According to the memfaultd text, which port does memfaultd's HTTP server use by default?

--- SOURCE TEXT ---
<<<<

The memfaultd daemon

Follow the integration guide to learn how to set this up for your device. You will need the collectd feature enabled to use collectd with Memfault.

collectd

collectd is a lightweight daemon that collects system and application metrics. It is widely used in the Linux ecosystem and has a large number of plugins available to collect metrics from a variety of sources.

The collectd feature of memfaultd enables a collectd-compatible HTTP endpoint. This endpoint will receive metrics pushed by the collectd daemon at any frequency. memfaultd aggregates the metrics (in memory) into Heartbeats and sends them to the Memfault cloud.

In addition to standard metrics captured by collectd, you can capture custom metrics from your application using the StatsD protocol to collectd.

To use collectd with Memfault, we will configure collectd to send metrics to memfaultd (over HTTP on localhost). This is our recommended configuration and demonstrated in meta-memfault-example.

collectd with Yocto

For Yocto, the meta-oe layer includes a recipe for collectd, so you may be able to just add collectd to your dependencies, e.g. by appending it to IMAGE_INSTALL. In our example project, we've opted for adding it to MACHINE_ESSENTIAL_EXTRA_RRECOMMENDS in layer.conf.

Configuring memfaultd

Configure Built-in System Metric Collection

Enabling memfaultd's system metric collection in the metrics config turns on memfaultd's internal system for capturing metrics about the resource usage and state of your device. When memfaultd is capturing metrics for a given top-level namespace or "family" of metrics (for a metric like cpu/sum/percent/idle that would be cpu), collectd metric readings that share that namespace will be ignored. This is to prevent double counting or the aggregation of readings that may have slightly different collection methodologies together.

For the list of system metrics that will be captured by memfaultd when metrics.enable_system_metric_collection is set to true, see the memfaultd Built-in Metrics reference

Configure the http server

memfaultd exposes an HTTP server on port 8787 by default. The port must match the port that you will define in the collectd configuration. You can change the port by setting the http_port configuration option in /etc/memfaultd.conf.

Metrics are expected to be sent to the /v1/collectd path (this is not configurable).

Enable metrics collection

By default, enable_data_collection is false (see the default configuration). This is to enable asking end users for consent before collecting or transmitting any data to Memfault services.

Once the end user has given their consent, you can enable data collection like so:

$ memfaultctl enable-data-collection

To disable it:

$ memfaultctl disable-data-collection

The memfaultd service will restart automatically whenever you run either of those commands if called with a value different from the current configuration.

Take a look at the /etc/memfaultd.conf reference for more information.

Configure the Heartbeat interval

All metrics pushed by collectd are aggregated in memory. A new Heartbeat will be generated at a regular interval. The default value is 1 hour. You can change the interval by setting the heartbeat_interval_seconds configuration option in /etc/memfaultd.conf.

>>>>

--- Region boundary data ---
<<<<

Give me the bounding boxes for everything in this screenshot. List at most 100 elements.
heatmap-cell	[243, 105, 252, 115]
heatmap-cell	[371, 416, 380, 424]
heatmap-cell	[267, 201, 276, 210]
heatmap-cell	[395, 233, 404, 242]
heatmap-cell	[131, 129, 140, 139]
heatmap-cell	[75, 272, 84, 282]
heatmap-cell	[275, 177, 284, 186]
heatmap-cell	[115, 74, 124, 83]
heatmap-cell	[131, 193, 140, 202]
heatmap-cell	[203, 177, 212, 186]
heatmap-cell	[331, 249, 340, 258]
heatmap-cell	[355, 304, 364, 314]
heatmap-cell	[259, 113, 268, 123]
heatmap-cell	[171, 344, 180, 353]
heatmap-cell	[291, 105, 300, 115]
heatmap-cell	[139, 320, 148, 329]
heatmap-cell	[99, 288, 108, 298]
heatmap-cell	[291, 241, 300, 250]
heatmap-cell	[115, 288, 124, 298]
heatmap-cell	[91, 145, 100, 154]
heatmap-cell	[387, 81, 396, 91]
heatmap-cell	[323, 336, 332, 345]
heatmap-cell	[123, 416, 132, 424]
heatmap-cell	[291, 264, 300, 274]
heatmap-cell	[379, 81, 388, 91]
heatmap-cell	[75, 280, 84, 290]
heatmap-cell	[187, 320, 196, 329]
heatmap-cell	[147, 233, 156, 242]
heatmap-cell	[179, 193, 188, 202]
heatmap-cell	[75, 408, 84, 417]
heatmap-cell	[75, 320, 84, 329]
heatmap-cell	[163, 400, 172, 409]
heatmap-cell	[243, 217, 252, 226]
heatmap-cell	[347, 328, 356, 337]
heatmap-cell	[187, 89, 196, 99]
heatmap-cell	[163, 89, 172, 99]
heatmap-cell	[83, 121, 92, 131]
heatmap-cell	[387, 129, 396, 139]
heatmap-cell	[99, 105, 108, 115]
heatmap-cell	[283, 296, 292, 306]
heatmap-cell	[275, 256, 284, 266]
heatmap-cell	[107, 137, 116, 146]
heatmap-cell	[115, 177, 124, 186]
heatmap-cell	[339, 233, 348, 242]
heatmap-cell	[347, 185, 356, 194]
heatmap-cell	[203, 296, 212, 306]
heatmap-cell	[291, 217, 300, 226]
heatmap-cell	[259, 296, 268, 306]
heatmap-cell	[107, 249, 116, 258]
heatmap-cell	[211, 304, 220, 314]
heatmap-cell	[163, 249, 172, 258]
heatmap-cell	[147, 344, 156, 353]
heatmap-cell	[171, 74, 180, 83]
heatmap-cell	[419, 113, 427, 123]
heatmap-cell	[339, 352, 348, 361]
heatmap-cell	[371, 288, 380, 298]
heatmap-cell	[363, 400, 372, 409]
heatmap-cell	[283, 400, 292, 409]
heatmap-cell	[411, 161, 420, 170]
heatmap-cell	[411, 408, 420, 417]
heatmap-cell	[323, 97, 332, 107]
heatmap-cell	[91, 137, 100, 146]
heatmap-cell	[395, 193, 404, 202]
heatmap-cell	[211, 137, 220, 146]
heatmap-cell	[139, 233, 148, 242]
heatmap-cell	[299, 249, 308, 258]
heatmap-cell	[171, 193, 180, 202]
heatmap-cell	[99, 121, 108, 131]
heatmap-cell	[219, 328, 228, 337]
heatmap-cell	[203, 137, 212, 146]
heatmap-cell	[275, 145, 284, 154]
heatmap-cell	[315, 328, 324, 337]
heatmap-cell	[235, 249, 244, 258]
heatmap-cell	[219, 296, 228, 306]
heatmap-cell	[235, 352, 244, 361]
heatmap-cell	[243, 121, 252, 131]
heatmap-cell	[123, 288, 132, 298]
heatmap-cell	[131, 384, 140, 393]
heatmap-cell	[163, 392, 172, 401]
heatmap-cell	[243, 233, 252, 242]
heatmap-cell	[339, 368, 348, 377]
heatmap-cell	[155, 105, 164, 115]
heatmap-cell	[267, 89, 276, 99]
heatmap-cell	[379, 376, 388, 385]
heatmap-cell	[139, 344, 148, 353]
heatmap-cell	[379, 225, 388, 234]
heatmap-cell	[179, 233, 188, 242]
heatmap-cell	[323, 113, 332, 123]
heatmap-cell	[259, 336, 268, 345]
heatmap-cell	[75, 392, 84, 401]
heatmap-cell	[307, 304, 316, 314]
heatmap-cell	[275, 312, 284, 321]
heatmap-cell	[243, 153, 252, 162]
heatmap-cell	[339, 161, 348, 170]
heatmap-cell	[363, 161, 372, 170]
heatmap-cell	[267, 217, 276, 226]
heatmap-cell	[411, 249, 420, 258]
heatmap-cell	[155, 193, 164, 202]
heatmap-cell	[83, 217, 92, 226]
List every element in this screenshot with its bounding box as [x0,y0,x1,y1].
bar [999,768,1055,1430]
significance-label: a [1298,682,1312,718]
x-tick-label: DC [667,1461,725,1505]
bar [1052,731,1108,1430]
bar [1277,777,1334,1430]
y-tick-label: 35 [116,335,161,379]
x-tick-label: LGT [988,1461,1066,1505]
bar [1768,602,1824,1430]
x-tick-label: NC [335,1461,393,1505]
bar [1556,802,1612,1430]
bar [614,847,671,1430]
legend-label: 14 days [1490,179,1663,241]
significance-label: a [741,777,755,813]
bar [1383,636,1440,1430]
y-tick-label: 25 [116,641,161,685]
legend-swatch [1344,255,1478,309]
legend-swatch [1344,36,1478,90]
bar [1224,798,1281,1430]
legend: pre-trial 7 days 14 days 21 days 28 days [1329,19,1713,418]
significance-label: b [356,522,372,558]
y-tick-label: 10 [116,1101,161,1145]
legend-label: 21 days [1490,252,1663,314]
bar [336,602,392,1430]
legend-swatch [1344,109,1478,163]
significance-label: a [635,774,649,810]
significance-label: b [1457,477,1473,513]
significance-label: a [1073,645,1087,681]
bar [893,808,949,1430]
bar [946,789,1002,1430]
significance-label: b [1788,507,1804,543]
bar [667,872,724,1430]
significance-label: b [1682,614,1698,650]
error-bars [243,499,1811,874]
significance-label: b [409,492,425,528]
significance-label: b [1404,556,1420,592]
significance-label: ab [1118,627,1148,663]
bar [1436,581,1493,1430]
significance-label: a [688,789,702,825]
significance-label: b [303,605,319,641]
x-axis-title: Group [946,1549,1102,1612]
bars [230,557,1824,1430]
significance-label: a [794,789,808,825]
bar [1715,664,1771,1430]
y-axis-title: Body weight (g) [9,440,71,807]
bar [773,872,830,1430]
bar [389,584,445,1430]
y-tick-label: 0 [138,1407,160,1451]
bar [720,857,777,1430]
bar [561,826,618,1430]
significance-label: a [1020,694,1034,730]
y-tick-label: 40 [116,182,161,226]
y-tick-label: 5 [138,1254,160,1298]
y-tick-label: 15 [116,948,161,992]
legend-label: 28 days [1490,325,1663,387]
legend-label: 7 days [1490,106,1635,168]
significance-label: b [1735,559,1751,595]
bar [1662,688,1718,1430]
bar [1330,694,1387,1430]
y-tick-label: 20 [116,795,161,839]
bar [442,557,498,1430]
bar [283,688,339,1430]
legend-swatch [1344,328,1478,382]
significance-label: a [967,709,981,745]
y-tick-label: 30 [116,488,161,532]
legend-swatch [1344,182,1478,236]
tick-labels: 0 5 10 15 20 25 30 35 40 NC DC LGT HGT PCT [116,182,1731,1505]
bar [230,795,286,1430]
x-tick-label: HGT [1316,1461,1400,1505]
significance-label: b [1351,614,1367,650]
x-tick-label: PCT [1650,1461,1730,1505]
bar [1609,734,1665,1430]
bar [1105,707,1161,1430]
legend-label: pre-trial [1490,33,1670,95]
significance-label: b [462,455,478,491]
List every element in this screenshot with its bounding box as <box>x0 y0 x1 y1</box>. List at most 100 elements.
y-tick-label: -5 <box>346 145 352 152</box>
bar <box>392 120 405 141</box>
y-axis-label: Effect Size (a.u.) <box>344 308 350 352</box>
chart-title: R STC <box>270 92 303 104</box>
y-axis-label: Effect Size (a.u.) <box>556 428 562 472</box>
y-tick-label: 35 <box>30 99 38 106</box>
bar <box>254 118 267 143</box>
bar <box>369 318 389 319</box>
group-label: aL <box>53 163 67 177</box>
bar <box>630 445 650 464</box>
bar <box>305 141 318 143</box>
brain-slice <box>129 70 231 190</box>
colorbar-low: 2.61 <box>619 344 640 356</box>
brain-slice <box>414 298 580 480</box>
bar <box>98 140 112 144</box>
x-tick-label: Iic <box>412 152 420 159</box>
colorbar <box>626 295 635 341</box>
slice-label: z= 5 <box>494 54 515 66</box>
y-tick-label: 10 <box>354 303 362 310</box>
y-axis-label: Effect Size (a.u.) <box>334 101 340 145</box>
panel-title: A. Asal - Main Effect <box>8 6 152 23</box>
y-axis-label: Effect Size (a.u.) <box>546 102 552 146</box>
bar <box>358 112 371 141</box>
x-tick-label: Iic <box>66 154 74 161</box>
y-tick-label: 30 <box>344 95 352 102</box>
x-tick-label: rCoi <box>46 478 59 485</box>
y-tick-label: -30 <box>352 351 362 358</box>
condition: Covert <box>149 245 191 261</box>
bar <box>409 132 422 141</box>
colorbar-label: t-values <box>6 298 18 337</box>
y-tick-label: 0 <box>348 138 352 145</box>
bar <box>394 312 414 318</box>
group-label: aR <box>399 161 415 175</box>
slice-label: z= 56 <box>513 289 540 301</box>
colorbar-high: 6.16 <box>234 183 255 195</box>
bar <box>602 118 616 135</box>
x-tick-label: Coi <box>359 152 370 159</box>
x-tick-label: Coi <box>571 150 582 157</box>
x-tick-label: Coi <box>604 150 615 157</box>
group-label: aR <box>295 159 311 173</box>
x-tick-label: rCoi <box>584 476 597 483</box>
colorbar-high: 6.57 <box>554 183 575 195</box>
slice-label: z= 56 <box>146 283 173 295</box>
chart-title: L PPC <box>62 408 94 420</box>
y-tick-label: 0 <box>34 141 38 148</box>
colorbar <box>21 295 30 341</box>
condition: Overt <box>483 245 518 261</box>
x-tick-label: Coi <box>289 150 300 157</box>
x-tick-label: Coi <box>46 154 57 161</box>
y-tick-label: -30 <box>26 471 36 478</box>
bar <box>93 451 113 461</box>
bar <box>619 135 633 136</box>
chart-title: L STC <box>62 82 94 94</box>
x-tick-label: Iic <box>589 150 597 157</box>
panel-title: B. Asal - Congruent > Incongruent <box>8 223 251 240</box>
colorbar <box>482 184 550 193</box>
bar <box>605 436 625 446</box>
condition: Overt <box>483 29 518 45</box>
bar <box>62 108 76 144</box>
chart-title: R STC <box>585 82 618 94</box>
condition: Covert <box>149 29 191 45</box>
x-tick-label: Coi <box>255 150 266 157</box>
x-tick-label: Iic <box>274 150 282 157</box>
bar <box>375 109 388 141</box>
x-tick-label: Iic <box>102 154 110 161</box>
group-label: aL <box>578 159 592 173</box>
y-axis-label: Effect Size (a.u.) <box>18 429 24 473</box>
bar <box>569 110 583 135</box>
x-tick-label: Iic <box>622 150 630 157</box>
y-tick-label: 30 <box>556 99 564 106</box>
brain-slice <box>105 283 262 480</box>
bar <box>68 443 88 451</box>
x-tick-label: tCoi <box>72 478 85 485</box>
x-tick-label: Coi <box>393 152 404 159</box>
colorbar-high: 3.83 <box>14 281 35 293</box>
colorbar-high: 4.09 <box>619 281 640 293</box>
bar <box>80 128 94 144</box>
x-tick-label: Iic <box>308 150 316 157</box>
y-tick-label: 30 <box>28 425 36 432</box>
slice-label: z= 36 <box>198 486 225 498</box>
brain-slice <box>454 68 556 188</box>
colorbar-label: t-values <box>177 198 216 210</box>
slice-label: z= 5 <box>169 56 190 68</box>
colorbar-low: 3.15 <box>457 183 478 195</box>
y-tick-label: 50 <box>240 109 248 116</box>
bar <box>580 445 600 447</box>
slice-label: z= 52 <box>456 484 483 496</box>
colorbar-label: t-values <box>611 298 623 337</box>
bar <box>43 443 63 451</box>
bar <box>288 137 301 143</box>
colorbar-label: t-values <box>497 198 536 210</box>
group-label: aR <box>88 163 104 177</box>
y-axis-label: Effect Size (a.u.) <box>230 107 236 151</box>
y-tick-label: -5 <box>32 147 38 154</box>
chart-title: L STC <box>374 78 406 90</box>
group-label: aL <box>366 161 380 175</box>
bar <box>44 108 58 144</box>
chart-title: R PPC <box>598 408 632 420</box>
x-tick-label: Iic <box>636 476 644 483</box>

>>>>

--- THE RESULT ---
Port 8787.